== TASK DIRECTIONS ==
What is the number of lines in these entries that contain "watermark"? State it alone.

== Records from a data collection ==
········
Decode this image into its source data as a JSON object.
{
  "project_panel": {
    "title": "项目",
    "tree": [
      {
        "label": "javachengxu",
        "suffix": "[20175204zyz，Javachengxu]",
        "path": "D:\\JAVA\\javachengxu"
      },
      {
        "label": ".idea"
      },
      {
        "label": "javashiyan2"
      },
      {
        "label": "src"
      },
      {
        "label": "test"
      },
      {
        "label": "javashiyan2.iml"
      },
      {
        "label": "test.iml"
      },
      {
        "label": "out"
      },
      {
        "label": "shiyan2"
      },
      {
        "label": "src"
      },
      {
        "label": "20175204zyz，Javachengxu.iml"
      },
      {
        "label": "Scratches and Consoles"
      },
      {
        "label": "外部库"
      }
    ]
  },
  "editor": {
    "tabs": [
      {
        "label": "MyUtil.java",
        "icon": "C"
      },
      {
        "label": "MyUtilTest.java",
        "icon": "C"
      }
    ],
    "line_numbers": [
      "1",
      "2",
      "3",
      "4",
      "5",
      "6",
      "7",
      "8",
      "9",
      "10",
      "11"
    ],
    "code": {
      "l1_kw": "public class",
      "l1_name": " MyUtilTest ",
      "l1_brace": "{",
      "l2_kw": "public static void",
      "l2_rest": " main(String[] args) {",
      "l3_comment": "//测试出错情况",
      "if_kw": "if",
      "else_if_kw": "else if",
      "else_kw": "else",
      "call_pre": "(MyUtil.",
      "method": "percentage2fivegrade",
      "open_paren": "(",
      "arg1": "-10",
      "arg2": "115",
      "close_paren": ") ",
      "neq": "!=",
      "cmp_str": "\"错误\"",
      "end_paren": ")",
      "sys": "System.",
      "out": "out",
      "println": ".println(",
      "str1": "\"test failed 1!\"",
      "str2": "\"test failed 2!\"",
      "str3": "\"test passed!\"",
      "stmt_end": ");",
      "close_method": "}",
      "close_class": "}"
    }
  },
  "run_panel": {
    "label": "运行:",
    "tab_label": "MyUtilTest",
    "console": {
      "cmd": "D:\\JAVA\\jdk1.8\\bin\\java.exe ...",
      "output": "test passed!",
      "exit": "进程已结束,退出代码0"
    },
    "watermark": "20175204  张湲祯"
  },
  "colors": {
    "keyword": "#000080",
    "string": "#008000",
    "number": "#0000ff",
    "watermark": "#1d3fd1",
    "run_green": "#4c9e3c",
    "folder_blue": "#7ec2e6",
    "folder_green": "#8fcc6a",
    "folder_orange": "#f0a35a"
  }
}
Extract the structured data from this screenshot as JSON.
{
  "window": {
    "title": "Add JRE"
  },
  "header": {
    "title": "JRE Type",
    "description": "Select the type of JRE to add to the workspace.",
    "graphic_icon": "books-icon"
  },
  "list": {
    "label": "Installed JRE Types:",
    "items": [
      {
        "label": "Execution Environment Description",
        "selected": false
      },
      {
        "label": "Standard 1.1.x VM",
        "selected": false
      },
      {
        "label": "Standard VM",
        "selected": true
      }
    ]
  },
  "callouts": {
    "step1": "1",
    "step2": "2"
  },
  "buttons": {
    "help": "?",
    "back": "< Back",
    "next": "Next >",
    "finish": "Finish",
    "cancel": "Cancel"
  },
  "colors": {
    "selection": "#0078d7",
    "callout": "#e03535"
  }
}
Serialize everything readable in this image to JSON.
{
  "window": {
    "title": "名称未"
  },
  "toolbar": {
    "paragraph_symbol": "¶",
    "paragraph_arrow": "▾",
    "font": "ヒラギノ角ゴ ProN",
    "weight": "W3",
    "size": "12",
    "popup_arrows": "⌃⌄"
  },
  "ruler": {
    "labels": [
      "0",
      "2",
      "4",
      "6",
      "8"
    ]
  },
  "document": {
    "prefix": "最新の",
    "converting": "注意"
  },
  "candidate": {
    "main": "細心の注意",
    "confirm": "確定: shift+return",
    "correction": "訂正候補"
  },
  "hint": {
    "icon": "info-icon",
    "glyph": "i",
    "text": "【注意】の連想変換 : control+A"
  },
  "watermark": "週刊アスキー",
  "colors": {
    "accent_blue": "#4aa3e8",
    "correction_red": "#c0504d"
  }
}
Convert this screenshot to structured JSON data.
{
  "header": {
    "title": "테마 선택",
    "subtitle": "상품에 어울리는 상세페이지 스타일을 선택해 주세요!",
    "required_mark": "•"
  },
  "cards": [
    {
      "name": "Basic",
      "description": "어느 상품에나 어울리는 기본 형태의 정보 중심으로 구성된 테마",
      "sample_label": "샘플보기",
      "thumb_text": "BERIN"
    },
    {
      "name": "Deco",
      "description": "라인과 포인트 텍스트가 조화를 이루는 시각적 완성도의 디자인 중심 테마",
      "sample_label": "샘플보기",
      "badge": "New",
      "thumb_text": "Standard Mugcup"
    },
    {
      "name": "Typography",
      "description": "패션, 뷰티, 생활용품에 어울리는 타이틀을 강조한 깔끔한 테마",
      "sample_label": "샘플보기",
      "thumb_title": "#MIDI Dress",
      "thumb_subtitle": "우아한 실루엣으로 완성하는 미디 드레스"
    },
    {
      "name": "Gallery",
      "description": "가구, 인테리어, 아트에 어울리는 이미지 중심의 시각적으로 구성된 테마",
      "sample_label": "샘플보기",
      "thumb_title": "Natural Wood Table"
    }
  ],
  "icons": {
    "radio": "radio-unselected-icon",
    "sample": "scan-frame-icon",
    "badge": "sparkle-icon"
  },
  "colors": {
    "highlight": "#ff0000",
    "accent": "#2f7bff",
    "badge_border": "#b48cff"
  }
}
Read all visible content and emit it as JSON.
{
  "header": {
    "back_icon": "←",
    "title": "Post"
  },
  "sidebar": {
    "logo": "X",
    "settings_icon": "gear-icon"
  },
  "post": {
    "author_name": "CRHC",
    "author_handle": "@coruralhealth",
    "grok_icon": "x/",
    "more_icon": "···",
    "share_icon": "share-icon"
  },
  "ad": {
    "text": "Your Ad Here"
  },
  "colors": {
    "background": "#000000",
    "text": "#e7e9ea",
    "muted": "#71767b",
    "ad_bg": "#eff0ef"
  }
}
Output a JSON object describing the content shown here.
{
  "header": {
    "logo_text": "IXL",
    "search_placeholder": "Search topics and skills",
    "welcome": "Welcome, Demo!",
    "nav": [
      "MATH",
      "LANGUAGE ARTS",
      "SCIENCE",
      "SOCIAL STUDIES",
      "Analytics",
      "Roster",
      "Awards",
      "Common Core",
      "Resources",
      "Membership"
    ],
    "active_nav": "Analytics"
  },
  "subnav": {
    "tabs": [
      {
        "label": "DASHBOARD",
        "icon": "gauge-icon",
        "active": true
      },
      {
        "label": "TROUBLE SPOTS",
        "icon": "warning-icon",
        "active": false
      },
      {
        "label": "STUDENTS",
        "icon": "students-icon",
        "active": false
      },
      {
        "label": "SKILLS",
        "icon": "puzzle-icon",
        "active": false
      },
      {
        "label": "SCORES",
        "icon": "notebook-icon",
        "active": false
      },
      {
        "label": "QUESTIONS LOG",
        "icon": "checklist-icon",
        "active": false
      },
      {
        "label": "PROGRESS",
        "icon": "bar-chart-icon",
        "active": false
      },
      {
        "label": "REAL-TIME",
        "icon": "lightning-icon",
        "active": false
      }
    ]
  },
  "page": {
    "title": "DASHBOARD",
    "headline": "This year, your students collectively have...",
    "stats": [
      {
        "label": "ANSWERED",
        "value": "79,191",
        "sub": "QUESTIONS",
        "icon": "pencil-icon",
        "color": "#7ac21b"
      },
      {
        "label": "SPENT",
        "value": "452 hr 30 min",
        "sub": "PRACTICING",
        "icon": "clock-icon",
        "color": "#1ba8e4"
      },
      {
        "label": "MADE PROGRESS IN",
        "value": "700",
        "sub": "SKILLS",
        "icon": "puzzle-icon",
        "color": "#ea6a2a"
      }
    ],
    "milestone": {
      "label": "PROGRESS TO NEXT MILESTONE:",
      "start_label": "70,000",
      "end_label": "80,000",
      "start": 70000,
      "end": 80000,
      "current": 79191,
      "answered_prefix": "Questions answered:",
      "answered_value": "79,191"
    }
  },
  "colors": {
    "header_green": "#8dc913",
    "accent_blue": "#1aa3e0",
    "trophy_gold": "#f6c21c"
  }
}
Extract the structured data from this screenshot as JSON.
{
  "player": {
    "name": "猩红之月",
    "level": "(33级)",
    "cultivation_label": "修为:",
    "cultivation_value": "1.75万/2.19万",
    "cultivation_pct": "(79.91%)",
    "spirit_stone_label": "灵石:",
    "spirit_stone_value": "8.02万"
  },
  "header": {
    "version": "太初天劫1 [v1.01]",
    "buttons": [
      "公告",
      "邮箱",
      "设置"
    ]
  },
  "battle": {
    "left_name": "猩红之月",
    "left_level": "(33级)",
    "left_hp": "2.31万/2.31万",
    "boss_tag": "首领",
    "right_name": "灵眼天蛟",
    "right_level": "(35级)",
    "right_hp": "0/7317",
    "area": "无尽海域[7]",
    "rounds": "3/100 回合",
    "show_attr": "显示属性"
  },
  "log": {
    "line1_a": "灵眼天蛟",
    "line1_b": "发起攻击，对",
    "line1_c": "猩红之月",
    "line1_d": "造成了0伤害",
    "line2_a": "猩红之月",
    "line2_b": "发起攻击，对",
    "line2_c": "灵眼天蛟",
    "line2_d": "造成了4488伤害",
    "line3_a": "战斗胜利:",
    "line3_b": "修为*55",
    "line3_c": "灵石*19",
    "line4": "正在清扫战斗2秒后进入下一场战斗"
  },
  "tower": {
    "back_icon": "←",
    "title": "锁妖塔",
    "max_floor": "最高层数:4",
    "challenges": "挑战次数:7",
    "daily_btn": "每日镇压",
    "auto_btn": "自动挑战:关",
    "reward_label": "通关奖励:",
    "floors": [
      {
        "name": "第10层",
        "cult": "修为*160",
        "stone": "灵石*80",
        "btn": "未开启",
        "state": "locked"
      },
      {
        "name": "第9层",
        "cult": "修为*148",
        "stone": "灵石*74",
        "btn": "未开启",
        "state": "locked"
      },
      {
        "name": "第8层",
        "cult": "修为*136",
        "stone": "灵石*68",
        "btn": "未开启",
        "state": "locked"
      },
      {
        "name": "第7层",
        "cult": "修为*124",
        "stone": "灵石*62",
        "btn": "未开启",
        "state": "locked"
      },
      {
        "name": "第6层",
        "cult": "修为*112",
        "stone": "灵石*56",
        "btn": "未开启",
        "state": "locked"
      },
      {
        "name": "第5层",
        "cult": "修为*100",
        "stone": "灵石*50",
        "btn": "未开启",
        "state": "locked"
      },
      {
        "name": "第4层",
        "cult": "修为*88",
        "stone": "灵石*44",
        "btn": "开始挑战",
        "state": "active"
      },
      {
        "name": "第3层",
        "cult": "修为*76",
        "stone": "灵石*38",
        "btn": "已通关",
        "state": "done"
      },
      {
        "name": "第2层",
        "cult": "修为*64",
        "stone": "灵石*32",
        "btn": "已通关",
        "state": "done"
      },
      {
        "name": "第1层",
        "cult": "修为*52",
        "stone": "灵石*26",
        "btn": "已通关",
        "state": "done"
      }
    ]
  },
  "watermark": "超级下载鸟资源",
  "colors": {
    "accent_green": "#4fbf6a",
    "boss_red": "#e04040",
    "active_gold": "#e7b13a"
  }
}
········
== SOLUTION ==
4